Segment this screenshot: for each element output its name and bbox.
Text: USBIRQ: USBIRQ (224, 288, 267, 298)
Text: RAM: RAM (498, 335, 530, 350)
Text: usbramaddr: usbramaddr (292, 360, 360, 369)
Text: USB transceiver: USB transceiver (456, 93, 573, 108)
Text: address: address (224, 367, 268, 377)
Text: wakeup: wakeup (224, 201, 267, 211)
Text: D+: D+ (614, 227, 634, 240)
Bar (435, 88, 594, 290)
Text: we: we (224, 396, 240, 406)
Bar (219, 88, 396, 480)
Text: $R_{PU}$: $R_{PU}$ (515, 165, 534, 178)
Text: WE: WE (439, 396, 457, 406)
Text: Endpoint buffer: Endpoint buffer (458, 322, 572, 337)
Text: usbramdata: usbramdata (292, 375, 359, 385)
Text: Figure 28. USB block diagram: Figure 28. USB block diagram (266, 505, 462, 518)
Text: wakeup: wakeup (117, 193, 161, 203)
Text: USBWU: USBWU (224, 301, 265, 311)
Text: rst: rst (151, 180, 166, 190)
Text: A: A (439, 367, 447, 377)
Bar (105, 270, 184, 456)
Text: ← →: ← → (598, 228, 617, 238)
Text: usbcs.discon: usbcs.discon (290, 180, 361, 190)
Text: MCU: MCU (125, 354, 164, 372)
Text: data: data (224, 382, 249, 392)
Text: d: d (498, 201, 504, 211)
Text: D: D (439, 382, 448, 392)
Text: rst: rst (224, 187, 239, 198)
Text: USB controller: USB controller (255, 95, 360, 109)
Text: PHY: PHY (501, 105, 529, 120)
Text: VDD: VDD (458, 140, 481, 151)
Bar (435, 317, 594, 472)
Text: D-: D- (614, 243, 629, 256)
- - -
Output every line of the records above verbatim, with no changes.

Segment this screenshot: for each element output its name and bbox.
Text: USBIRQ: USBIRQ (224, 288, 267, 298)
Text: RAM: RAM (498, 335, 530, 350)
Text: usbramaddr: usbramaddr (292, 360, 360, 369)
Text: USB transceiver: USB transceiver (456, 93, 573, 108)
Text: address: address (224, 367, 268, 377)
Text: wakeup: wakeup (224, 201, 267, 211)
Text: D+: D+ (614, 227, 634, 240)
Bar (435, 88, 594, 290)
Text: we: we (224, 396, 240, 406)
Bar (219, 88, 396, 480)
Text: $R_{PU}$: $R_{PU}$ (515, 165, 534, 178)
Text: WE: WE (439, 396, 457, 406)
Text: Endpoint buffer: Endpoint buffer (458, 322, 572, 337)
Text: usbramdata: usbramdata (292, 375, 359, 385)
Text: Figure 28. USB block diagram: Figure 28. USB block diagram (266, 505, 462, 518)
Text: wakeup: wakeup (117, 193, 161, 203)
Text: USBWU: USBWU (224, 301, 265, 311)
Text: rst: rst (151, 180, 166, 190)
Text: A: A (439, 367, 447, 377)
Bar (105, 270, 184, 456)
Text: ← →: ← → (598, 228, 617, 238)
Text: usbcs.discon: usbcs.discon (290, 180, 361, 190)
Text: MCU: MCU (125, 354, 164, 372)
Text: data: data (224, 382, 249, 392)
Text: d: d (498, 201, 504, 211)
Text: D: D (439, 382, 448, 392)
Text: rst: rst (224, 187, 239, 198)
Text: USB controller: USB controller (255, 95, 360, 109)
Text: PHY: PHY (501, 105, 529, 120)
Text: VDD: VDD (458, 140, 481, 151)
Bar (435, 317, 594, 472)
Text: D-: D- (614, 243, 629, 256)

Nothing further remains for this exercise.